- _Set task_
Would it be possible to write out each entry below exactly, without the pictures?
+++++
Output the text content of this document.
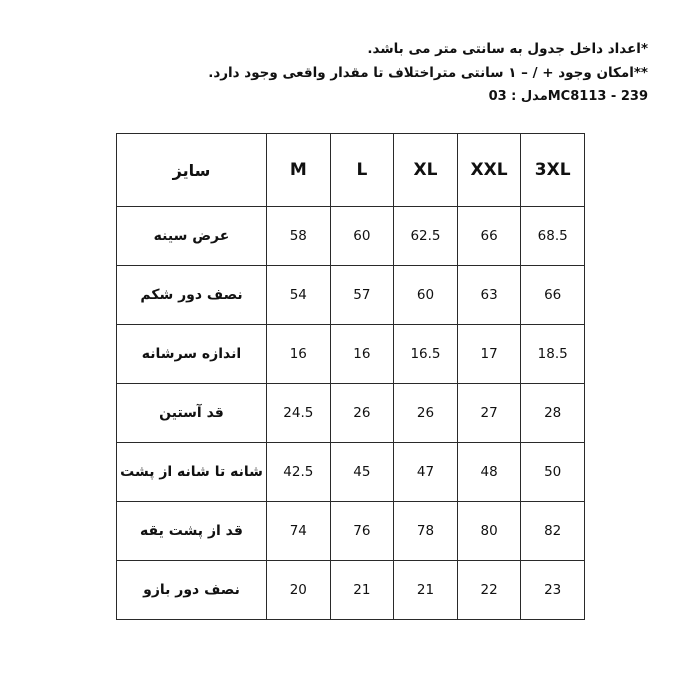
*اعداد داخل جدول به سانتی متر می باشد.
**امکان وجود + / – ۱ سانتی متراختلاف تا مقدار واقعی وجود دارد.
مدل : 03MC8113 - 239
3XL	XXL	XL	L	M	سایز
68.5	66	62.5	60	58	عرض سینه
66	63	60	57	54	نصف دور شکم
18.5	17	16.5	16	16	اندازه سرشانه
28	27	26	26	24.5	قد آستین
50	48	47	45	42.5	شانه تا شانه از پشت
82	80	78	76	74	قد از پشت یقه
23	22	21	21	20	نصف دور بازو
+++++
- _Full answer_
Output the text content of this document.
*اعداد داخل جدول به سانتی متر می باشد.
**امکان وجود + / – ۱ سانتی متراختلاف تا مقدار واقعی وجود دارد.
مدل : 03MC8113 - 239
3XL	XXL	XL	L	M	سایز
68.5	66	62.5	60	58	عرض سینه
66	63	60	57	54	نصف دور شکم
18.5	17	16.5	16	16	اندازه سرشانه
28	27	26	26	24.5	قد آستین
50	48	47	45	42.5	شانه تا شانه از پشت
82	80	78	76	74	قد از پشت یقه
23	22	21	21	20	نصف دور بازو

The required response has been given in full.